>> Start

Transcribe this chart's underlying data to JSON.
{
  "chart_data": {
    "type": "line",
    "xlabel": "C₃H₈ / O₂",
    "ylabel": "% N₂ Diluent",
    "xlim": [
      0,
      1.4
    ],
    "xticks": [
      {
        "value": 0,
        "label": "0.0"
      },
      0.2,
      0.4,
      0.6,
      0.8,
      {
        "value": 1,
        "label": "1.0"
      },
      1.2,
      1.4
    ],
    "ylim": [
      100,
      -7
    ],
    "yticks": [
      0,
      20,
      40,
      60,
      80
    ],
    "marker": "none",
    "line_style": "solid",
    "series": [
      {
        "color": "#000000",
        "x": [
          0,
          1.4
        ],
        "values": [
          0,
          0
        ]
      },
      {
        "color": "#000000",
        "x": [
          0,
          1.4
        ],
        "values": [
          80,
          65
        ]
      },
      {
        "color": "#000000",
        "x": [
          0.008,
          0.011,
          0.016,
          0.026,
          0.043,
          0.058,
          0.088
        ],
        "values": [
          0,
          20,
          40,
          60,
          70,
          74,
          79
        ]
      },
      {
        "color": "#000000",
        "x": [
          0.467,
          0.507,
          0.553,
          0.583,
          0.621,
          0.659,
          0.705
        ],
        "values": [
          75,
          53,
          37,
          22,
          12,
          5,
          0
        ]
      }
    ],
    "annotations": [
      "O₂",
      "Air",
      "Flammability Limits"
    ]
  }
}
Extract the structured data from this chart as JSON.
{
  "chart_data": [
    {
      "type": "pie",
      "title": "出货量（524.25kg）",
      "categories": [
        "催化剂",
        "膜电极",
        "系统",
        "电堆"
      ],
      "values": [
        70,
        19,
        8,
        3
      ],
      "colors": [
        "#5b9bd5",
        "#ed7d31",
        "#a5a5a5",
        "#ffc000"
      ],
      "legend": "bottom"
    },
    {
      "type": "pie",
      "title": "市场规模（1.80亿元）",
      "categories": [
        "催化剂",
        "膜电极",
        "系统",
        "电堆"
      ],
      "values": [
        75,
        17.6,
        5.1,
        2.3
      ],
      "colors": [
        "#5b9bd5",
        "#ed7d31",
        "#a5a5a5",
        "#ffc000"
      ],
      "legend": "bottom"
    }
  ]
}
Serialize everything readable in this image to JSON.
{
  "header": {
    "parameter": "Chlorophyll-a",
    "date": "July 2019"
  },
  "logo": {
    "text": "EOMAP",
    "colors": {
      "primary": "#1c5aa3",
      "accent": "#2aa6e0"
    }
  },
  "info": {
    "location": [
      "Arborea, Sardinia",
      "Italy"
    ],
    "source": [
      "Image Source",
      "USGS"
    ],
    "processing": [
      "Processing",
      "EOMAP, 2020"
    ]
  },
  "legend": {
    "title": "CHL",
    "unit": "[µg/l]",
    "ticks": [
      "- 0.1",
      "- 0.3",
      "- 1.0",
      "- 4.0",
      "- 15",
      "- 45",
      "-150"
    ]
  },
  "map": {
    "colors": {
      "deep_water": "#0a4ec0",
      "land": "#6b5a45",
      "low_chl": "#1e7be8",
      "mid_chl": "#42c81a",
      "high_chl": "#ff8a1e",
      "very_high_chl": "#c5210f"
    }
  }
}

>> End

» **EXERCISE BRIEF**: Print exactly the lines from the one with "Serialize everything readable" through the end of the data, inclusive.

» **FINISHED ANSWER**:
Serialize everything readable in this image to JSON.
{
  "header": {
    "parameter": "Chlorophyll-a",
    "date": "July 2019"
  },
  "logo": {
    "text": "EOMAP",
    "colors": {
      "primary": "#1c5aa3",
      "accent": "#2aa6e0"
    }
  },
  "info": {
    "location": [
      "Arborea, Sardinia",
      "Italy"
    ],
    "source": [
      "Image Source",
      "USGS"
    ],
    "processing": [
      "Processing",
      "EOMAP, 2020"
    ]
  },
  "legend": {
    "title": "CHL",
    "unit": "[µg/l]",
    "ticks": [
      "- 0.1",
      "- 0.3",
      "- 1.0",
      "- 4.0",
      "- 15",
      "- 45",
      "-150"
    ]
  },
  "map": {
    "colors": {
      "deep_water": "#0a4ec0",
      "land": "#6b5a45",
      "low_chl": "#1e7be8",
      "mid_chl": "#42c81a",
      "high_chl": "#ff8a1e",
      "very_high_chl": "#c5210f"
    }
  }
}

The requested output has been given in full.